**Short problem**.
Find each line holding the word "continuously" and give the total alone.
START Data to use
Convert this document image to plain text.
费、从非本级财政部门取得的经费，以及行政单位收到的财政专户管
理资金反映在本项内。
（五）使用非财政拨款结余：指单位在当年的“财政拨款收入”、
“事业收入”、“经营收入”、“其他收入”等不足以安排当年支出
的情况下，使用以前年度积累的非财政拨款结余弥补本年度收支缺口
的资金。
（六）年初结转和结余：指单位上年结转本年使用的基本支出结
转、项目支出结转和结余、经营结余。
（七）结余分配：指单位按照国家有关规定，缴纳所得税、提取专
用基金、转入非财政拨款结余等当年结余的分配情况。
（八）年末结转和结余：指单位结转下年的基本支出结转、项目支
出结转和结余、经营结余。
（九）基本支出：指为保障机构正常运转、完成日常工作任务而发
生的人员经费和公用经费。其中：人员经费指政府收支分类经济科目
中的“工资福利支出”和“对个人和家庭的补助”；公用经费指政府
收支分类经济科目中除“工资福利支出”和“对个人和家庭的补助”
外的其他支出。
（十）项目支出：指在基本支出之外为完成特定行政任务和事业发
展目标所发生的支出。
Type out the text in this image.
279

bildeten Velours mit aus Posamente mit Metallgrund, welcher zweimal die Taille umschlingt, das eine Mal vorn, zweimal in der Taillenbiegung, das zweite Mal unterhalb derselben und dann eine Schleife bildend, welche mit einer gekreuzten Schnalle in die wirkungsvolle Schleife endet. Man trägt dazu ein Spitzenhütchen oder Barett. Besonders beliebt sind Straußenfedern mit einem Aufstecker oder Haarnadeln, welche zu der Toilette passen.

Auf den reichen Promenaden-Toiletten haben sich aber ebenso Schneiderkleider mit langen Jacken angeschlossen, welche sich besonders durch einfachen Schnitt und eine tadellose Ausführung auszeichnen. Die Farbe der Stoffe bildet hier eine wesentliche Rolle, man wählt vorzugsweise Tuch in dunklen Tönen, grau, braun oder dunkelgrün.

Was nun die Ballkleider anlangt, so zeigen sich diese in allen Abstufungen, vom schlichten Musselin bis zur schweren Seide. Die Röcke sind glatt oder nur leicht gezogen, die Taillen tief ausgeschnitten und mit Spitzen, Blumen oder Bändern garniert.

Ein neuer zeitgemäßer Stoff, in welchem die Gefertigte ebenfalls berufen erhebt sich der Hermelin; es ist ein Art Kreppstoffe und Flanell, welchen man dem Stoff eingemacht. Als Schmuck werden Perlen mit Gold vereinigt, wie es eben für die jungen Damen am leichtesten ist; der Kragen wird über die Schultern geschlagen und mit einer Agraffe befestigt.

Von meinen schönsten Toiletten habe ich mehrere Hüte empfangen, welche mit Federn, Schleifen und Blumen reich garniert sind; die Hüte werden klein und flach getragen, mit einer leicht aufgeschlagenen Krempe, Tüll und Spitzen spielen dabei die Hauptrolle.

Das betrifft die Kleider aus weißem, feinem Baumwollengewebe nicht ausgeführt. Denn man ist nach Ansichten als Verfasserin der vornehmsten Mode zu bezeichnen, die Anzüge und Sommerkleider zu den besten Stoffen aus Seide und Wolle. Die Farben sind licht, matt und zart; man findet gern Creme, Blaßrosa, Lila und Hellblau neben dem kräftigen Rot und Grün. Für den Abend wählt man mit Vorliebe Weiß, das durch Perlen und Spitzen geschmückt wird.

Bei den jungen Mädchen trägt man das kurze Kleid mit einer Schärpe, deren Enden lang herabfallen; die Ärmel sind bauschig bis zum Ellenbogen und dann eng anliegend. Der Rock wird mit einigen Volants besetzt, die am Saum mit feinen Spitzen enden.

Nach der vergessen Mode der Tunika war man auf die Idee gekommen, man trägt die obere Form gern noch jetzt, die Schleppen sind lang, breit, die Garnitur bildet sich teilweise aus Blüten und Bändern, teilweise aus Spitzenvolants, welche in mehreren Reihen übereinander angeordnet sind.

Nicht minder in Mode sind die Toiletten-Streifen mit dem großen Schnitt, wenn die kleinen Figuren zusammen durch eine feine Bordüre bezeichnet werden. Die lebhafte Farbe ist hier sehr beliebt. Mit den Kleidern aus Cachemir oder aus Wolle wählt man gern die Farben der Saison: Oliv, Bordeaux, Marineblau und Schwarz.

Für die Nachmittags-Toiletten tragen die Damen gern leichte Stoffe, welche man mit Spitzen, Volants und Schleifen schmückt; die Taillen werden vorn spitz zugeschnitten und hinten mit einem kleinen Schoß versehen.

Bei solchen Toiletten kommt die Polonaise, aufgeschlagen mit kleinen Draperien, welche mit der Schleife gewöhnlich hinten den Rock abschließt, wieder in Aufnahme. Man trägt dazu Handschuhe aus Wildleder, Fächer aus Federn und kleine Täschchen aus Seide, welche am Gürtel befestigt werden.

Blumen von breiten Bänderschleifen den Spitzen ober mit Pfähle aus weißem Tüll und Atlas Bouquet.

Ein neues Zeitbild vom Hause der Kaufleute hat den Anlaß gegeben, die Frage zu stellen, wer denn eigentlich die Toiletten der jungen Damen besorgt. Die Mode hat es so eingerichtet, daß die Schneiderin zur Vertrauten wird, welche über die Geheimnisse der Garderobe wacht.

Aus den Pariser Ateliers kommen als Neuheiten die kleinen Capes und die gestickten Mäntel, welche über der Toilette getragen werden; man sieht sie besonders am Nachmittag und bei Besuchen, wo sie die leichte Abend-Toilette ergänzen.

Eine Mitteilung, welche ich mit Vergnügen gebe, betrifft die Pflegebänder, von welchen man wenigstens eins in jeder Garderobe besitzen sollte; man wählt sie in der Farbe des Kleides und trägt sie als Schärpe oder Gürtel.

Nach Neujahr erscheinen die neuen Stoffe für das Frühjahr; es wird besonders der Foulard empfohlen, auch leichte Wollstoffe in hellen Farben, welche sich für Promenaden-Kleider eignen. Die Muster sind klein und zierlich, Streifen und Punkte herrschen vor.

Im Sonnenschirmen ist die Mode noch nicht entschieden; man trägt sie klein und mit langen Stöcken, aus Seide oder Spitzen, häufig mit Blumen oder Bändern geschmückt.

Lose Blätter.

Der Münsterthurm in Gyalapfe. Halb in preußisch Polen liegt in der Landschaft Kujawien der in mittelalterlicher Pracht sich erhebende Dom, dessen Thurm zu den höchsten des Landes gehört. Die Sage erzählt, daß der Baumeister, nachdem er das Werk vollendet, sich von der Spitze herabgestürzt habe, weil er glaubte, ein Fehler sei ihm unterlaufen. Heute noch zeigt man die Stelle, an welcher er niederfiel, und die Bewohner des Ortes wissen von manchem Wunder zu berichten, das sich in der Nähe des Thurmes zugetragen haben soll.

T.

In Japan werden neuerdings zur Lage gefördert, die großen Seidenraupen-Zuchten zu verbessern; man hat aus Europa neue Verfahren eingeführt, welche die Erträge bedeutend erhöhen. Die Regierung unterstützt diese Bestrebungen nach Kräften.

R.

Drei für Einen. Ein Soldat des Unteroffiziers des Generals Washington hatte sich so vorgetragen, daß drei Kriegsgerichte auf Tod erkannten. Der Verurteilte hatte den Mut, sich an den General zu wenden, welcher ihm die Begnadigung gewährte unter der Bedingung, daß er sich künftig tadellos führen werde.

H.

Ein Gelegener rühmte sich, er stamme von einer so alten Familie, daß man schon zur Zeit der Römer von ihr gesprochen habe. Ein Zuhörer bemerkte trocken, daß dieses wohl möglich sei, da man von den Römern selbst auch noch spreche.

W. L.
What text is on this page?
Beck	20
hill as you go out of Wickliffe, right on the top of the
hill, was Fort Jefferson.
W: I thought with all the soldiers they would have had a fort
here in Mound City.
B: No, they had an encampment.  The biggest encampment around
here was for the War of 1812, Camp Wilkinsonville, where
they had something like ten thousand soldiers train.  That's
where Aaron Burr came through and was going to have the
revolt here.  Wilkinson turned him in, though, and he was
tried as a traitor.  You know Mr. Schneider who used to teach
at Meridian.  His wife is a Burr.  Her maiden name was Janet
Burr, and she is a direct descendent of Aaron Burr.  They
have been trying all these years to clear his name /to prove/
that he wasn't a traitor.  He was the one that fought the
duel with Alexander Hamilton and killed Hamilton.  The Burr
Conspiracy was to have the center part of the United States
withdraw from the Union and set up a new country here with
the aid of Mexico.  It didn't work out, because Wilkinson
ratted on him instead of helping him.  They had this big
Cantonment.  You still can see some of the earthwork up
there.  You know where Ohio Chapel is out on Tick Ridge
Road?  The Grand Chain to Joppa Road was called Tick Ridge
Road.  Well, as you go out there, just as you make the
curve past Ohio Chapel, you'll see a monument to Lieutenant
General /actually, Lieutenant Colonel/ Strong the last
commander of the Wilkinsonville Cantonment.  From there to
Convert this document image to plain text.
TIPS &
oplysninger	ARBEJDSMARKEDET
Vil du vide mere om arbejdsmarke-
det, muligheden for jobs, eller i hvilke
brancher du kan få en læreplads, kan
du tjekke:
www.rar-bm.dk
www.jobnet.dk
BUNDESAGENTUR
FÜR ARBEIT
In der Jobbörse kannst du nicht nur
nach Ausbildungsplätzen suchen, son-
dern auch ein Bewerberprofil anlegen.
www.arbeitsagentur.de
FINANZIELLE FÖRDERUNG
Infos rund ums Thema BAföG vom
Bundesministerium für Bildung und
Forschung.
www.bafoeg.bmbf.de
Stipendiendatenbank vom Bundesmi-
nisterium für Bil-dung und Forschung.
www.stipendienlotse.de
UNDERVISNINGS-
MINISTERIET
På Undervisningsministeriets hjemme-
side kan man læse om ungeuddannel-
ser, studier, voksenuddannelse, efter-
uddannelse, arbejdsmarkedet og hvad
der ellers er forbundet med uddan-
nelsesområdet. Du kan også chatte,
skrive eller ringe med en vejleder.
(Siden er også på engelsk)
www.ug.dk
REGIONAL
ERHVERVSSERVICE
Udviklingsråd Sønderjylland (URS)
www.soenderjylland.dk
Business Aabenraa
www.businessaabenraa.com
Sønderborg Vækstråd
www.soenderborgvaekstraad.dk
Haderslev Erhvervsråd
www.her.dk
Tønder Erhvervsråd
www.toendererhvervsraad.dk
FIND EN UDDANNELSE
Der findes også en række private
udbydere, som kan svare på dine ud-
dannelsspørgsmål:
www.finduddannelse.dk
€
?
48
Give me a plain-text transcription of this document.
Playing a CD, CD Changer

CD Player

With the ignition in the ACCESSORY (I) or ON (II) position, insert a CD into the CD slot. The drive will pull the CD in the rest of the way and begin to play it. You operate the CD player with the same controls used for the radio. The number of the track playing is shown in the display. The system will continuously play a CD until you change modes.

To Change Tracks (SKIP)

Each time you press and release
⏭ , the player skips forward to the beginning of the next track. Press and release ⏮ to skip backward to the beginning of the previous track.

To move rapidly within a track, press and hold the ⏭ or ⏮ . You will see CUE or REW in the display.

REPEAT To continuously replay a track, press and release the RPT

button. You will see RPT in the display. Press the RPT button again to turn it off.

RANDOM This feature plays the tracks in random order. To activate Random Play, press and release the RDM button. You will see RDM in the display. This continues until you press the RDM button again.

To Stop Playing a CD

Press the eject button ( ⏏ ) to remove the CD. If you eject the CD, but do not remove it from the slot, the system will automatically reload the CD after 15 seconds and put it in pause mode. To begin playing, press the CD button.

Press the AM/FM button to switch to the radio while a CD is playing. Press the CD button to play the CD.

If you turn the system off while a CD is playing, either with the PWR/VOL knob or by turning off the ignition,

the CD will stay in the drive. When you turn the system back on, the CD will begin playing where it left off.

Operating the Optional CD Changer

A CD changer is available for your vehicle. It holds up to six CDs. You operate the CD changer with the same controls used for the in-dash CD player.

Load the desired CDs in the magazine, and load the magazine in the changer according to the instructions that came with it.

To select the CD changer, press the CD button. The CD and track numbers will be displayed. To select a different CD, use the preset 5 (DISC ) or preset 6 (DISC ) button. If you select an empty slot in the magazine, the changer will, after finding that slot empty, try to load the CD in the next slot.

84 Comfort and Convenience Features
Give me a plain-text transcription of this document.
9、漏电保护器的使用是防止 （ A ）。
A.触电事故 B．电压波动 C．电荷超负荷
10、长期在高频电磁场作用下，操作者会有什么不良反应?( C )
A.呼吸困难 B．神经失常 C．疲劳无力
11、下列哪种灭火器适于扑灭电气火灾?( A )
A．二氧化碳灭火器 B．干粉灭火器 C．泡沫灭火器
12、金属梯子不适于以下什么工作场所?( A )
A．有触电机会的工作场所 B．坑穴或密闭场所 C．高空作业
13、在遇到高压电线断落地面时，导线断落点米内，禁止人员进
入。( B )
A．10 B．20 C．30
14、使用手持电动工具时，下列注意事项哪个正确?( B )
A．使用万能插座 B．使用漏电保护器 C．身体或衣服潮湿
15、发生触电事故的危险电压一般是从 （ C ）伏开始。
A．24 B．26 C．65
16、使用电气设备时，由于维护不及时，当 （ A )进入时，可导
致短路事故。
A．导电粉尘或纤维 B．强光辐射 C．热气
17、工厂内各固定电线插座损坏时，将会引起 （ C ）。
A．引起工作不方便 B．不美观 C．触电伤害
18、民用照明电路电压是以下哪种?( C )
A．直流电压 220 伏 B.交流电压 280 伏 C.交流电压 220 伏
END Data to use
**Solution**.
2